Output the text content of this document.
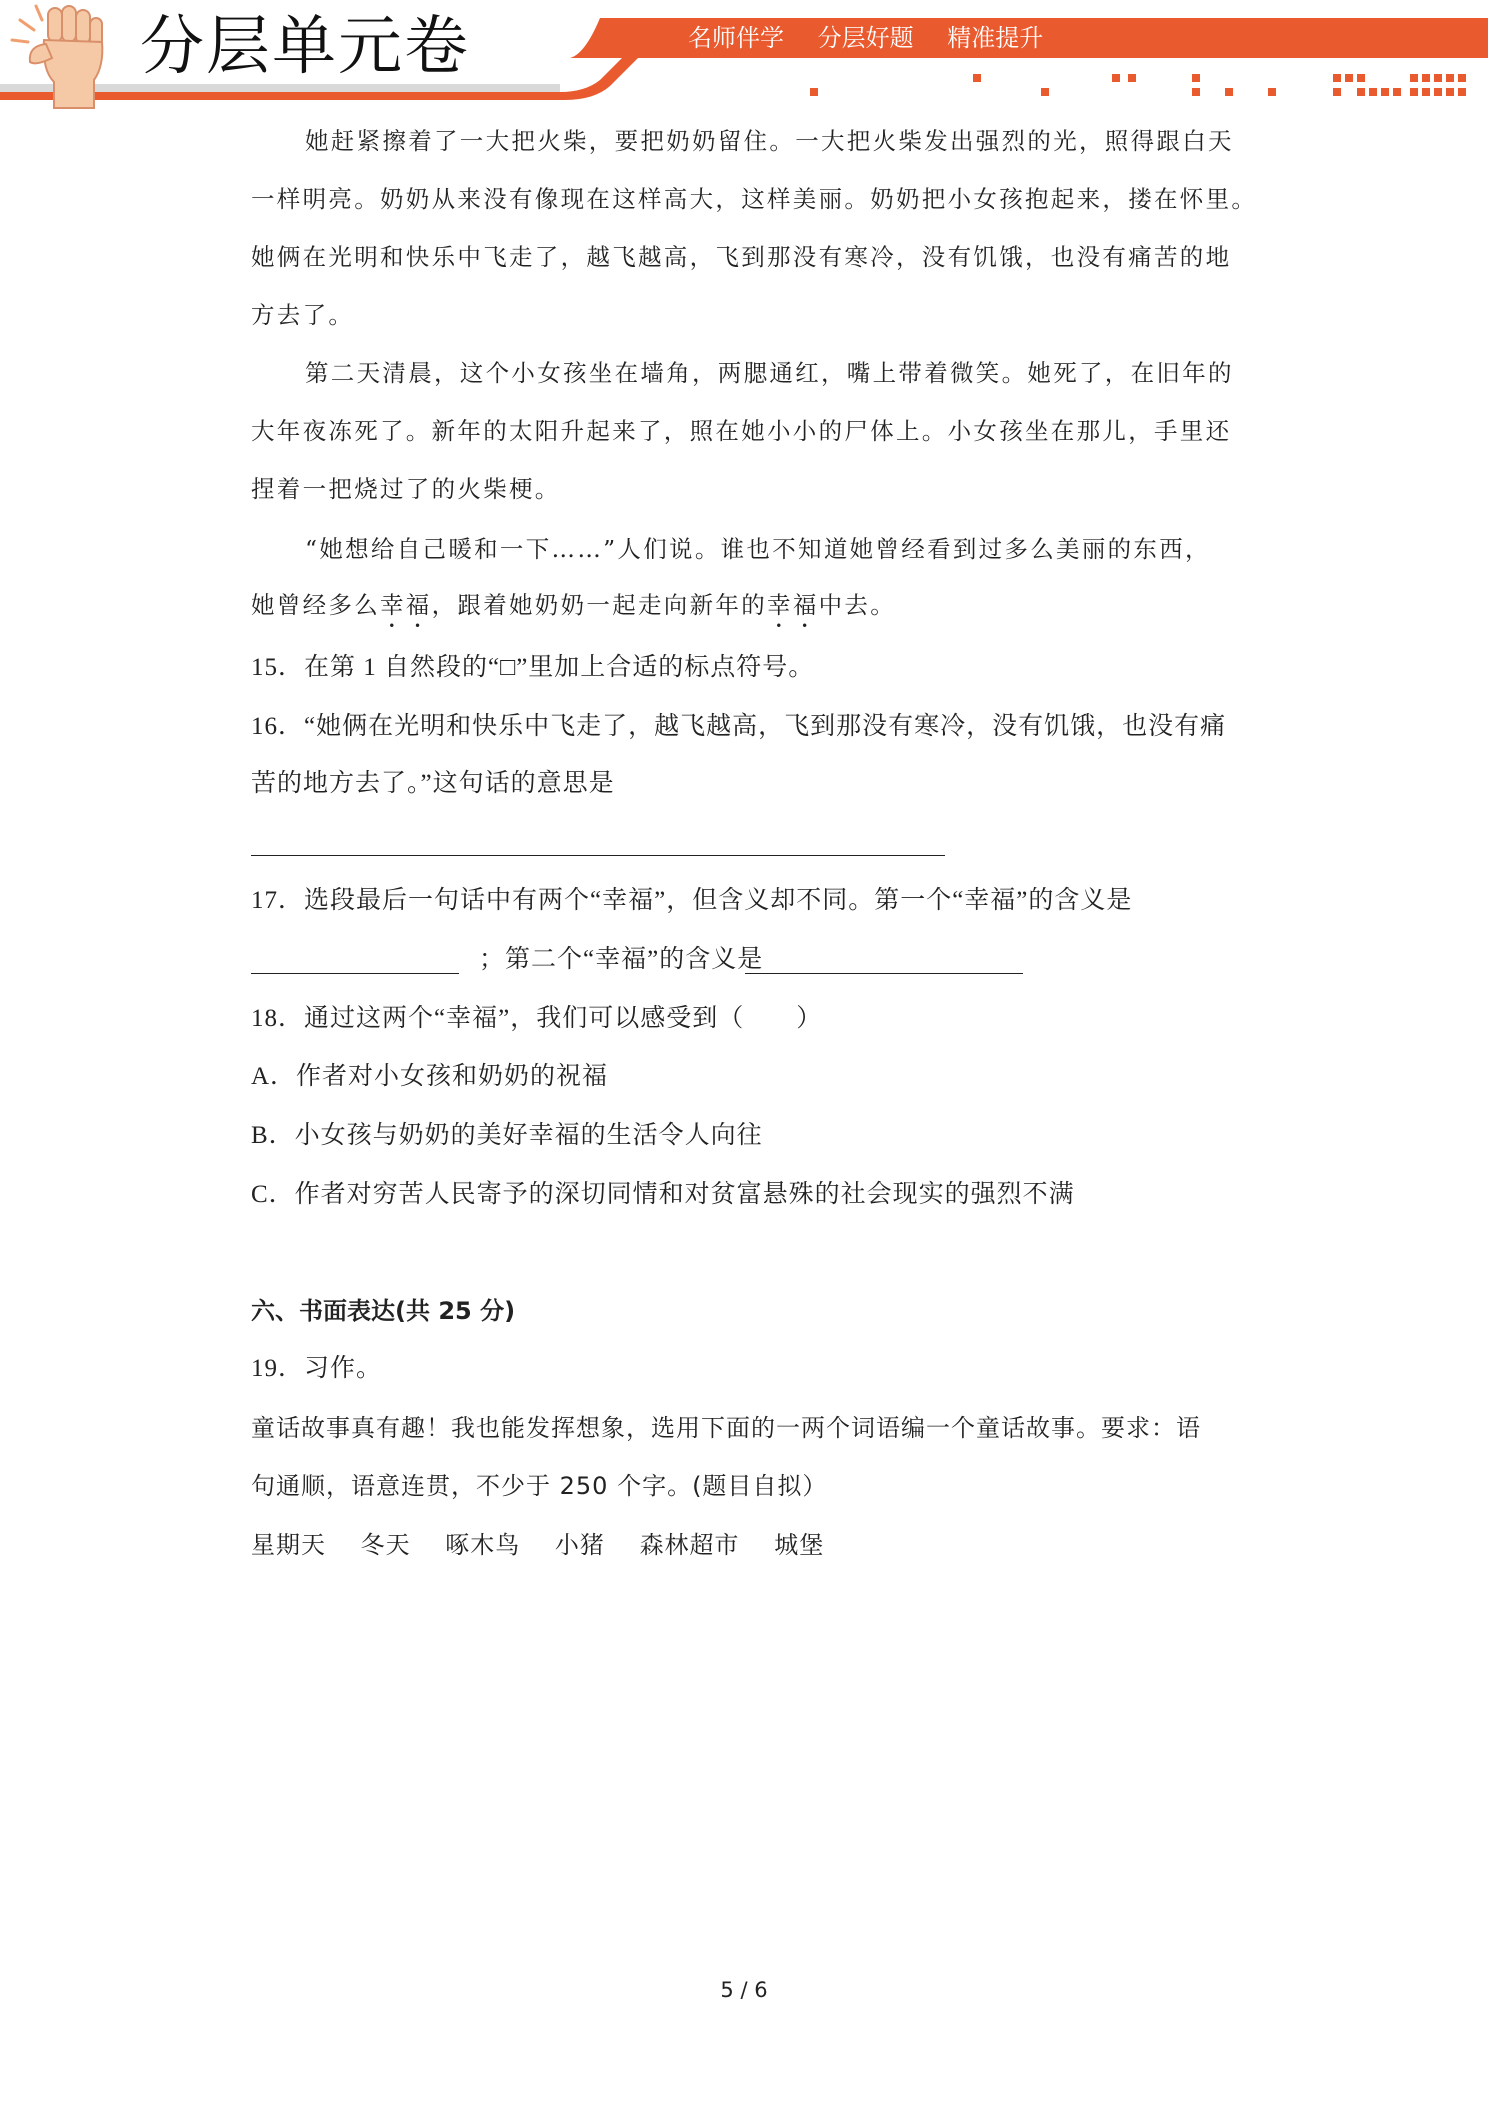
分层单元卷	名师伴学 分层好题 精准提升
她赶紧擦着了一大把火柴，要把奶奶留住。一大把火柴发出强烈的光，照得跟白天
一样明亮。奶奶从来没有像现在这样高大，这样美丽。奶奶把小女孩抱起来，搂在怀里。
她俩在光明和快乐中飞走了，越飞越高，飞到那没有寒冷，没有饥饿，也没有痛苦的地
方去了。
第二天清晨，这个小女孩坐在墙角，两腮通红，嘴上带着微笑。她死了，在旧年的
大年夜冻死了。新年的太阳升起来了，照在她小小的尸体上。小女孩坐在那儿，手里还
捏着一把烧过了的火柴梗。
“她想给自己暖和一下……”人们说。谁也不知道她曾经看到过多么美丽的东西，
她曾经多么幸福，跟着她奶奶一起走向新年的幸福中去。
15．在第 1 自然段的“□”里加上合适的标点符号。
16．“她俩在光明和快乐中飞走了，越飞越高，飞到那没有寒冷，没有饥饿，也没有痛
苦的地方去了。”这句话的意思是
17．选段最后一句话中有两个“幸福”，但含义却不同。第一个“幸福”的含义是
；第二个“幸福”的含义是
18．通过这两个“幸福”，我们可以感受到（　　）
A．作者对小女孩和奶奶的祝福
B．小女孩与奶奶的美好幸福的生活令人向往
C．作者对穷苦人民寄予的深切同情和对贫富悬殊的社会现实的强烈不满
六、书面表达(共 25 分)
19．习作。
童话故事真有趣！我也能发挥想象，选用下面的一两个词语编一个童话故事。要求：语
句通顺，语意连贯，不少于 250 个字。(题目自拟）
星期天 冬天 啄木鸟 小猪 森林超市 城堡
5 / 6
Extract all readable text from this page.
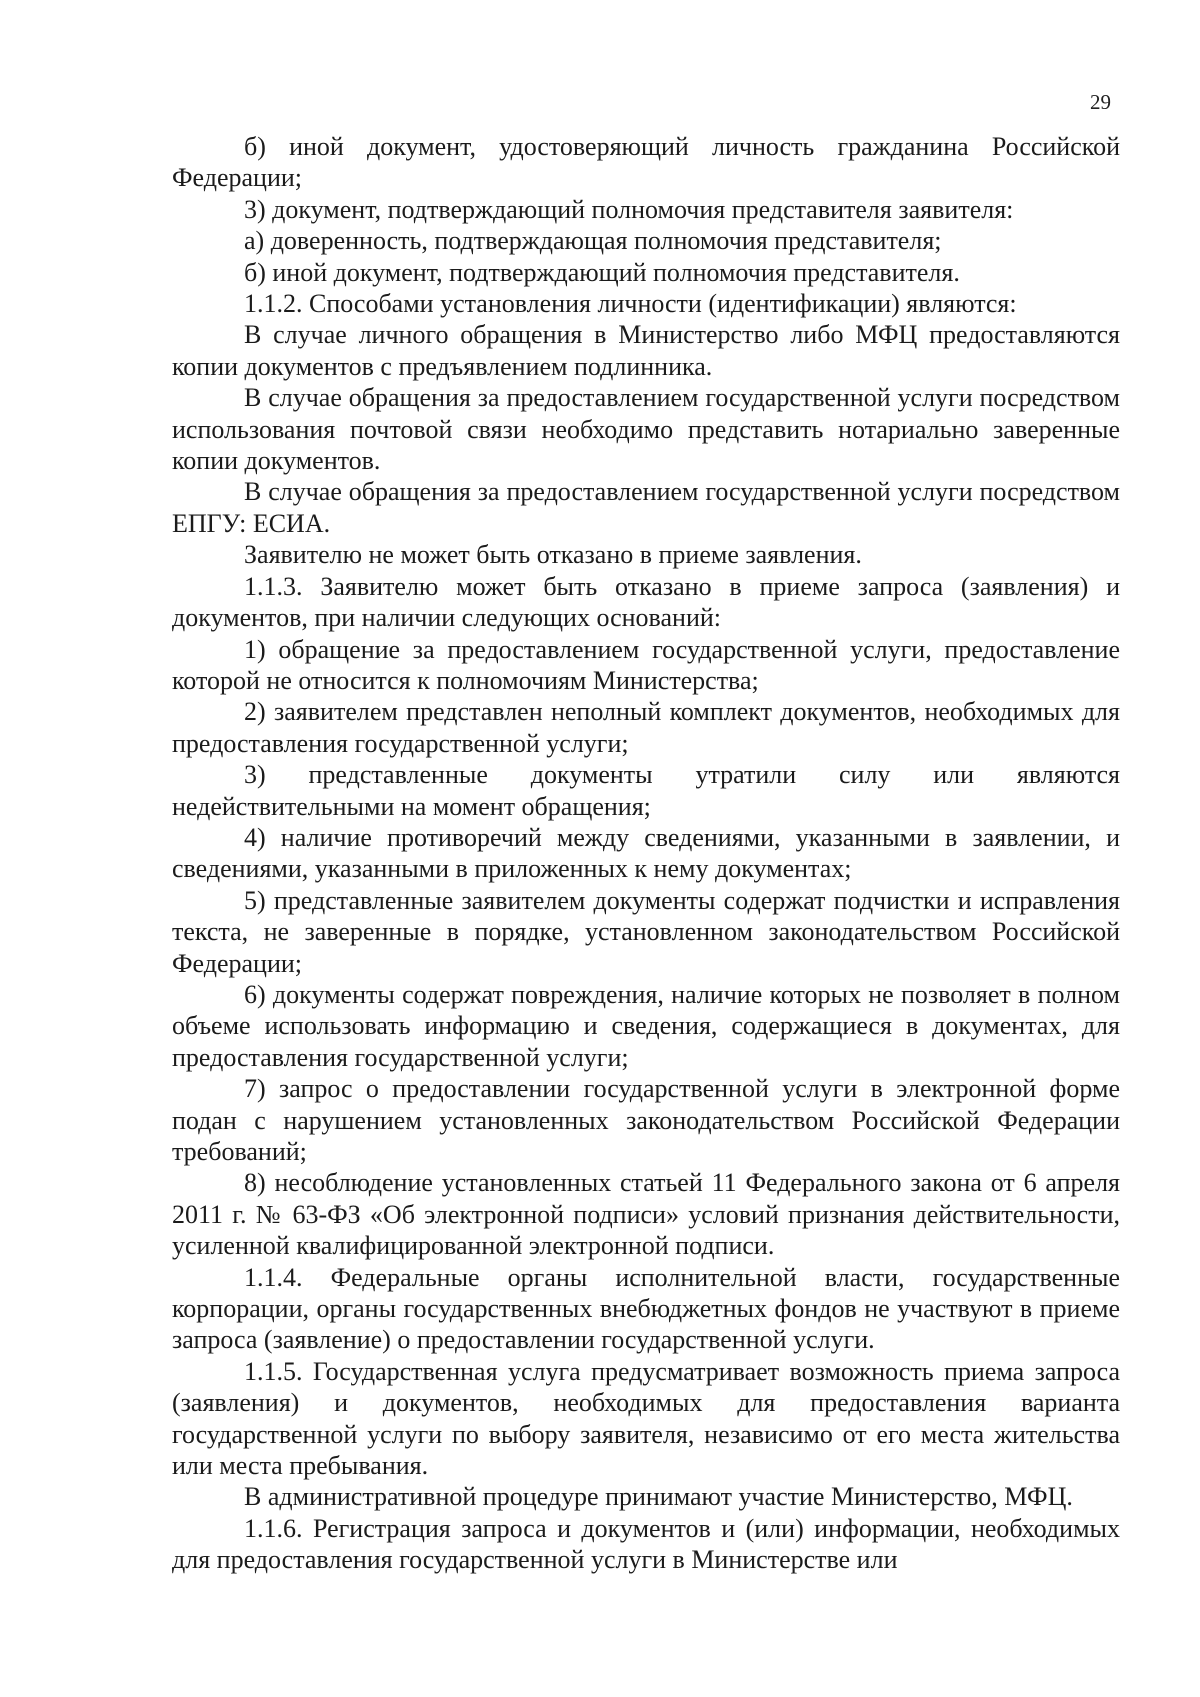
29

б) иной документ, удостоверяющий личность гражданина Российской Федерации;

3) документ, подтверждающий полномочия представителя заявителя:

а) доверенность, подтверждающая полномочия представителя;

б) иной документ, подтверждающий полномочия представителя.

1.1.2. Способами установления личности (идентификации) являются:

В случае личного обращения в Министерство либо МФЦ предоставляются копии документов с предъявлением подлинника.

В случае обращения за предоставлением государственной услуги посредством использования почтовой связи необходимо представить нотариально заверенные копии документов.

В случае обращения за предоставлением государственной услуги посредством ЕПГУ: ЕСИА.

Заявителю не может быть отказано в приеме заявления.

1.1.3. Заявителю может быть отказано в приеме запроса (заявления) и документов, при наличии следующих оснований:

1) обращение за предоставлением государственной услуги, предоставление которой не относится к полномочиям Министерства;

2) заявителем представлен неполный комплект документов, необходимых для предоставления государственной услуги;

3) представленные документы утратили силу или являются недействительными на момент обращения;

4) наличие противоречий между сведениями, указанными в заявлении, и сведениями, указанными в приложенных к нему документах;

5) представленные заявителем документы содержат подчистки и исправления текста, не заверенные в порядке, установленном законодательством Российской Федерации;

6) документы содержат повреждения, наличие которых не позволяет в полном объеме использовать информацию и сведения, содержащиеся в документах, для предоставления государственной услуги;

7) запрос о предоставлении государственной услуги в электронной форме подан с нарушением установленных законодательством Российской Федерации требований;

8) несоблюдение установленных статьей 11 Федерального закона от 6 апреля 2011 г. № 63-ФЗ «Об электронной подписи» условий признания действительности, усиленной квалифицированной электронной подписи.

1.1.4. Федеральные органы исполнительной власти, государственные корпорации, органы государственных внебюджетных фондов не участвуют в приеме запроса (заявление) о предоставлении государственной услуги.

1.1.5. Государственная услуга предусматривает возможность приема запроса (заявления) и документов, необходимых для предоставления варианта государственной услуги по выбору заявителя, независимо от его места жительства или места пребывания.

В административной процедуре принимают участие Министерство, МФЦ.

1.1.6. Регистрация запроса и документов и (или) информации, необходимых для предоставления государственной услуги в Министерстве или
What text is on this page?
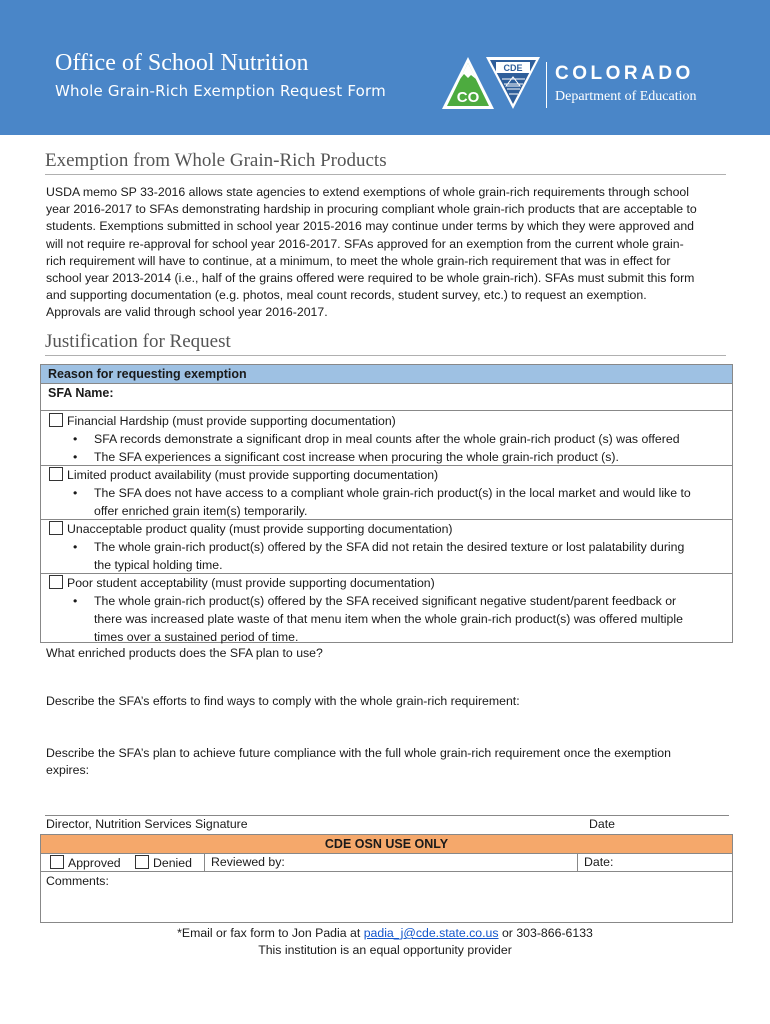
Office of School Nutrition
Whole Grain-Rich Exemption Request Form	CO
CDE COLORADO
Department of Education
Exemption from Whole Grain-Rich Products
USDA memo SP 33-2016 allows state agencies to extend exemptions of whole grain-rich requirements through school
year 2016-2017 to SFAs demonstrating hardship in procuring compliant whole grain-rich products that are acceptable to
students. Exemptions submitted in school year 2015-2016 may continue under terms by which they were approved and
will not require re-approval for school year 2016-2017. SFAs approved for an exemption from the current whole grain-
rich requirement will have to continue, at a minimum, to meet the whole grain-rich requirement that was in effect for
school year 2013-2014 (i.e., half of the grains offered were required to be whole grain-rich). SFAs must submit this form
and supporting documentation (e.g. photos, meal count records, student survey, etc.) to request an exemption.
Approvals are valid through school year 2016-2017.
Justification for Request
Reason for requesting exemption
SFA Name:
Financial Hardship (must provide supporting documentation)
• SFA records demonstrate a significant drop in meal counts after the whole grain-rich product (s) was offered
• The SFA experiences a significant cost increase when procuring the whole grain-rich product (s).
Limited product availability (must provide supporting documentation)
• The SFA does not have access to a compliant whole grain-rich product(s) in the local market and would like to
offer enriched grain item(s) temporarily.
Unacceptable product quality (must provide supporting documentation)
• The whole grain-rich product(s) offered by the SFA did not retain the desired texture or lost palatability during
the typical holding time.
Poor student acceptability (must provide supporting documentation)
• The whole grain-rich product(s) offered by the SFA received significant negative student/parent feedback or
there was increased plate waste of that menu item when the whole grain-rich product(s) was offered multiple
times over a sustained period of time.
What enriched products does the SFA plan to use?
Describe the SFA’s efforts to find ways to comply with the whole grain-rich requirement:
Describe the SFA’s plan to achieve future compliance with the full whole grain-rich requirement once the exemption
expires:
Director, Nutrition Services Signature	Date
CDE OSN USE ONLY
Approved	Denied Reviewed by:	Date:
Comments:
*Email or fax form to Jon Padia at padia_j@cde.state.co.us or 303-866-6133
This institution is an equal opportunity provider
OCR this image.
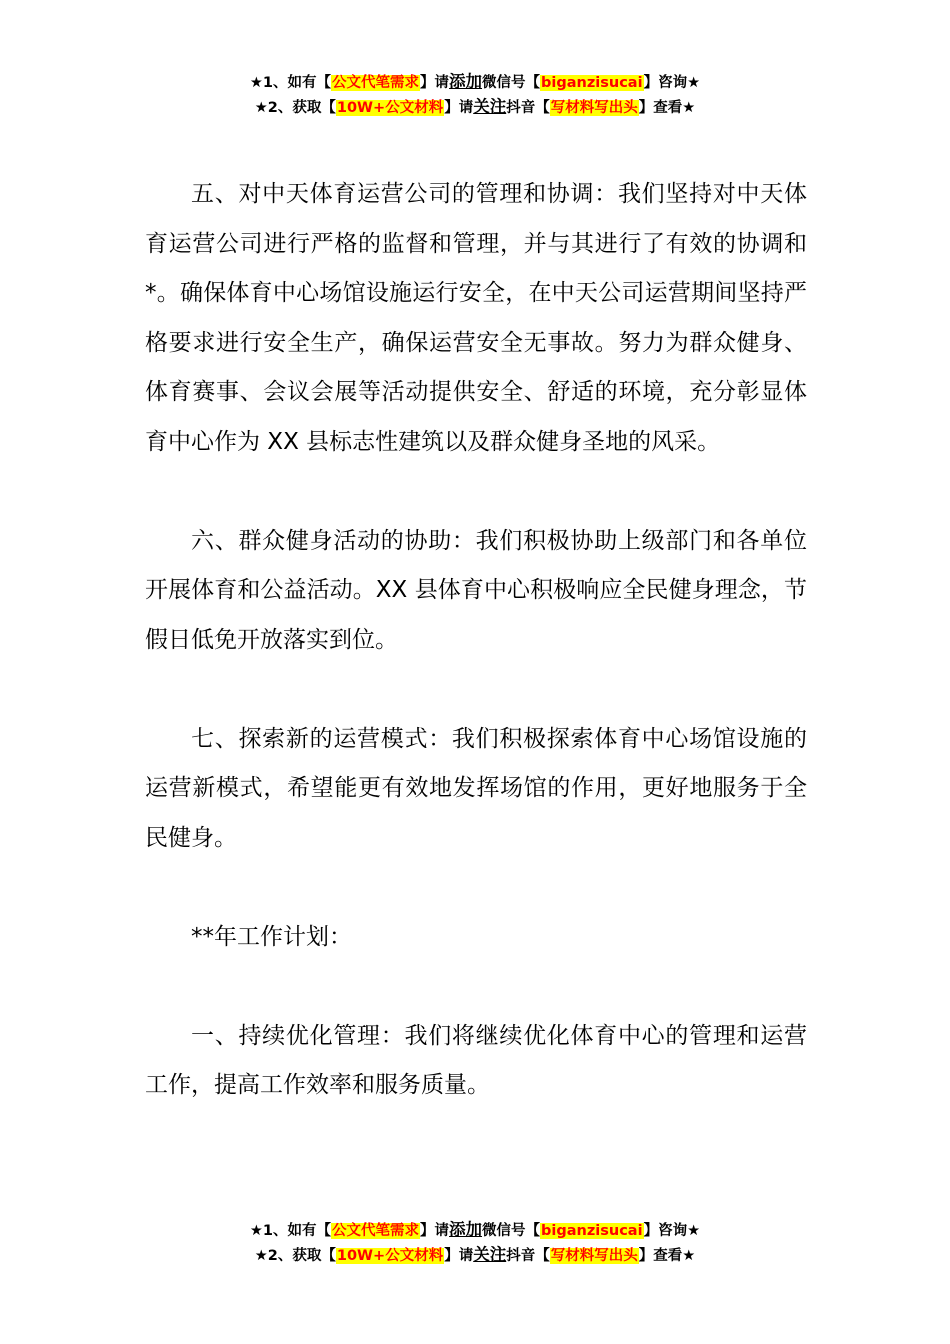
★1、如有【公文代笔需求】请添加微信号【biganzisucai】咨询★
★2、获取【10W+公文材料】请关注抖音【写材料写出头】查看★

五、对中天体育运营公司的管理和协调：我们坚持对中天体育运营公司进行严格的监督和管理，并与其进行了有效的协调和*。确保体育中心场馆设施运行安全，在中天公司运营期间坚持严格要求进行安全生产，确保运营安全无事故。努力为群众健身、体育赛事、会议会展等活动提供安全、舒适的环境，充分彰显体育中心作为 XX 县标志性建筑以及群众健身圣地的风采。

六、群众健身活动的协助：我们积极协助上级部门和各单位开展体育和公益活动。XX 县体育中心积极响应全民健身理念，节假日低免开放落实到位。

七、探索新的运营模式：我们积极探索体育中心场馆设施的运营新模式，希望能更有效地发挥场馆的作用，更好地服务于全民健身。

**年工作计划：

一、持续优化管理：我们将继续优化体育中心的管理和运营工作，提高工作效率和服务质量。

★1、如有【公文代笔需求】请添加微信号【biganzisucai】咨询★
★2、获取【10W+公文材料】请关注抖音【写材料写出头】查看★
+--
Which lines include "заявителя"? Copy each of them out.

Expected answer:
3) документ, подтверждающий полномочия представителя заявителя:
1.1.5. Государственная услуга предусматривает возможность приема запроса (заявления) и документов, необходимых для предоставления варианта государственной услуги по выбору заявителя, независимо от его места жительства или места пребывания.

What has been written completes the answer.